** Begin THE INPUT **
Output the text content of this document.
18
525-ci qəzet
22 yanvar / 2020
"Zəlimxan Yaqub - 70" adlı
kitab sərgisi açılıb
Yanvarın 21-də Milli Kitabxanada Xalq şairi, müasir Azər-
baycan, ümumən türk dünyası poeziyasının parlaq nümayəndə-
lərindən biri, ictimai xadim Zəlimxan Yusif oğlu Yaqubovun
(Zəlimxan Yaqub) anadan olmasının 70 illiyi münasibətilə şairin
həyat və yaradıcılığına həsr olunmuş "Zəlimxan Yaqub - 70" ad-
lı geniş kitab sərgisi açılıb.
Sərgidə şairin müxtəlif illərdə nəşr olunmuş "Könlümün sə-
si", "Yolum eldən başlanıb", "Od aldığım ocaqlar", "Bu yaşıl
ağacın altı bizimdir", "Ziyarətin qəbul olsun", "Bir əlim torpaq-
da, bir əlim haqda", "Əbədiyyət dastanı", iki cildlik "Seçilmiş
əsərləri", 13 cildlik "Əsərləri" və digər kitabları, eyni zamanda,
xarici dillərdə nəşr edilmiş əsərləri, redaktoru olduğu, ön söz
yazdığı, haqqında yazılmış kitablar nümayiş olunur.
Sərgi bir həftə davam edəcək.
** End THE INPUT **
AIM OF THE TASK: Look through the data and show every line containing "sərgisi".

EXERCISE ANSWER:
kitab sərgisi açılıb
lı geniş kitab sərgisi açılıb.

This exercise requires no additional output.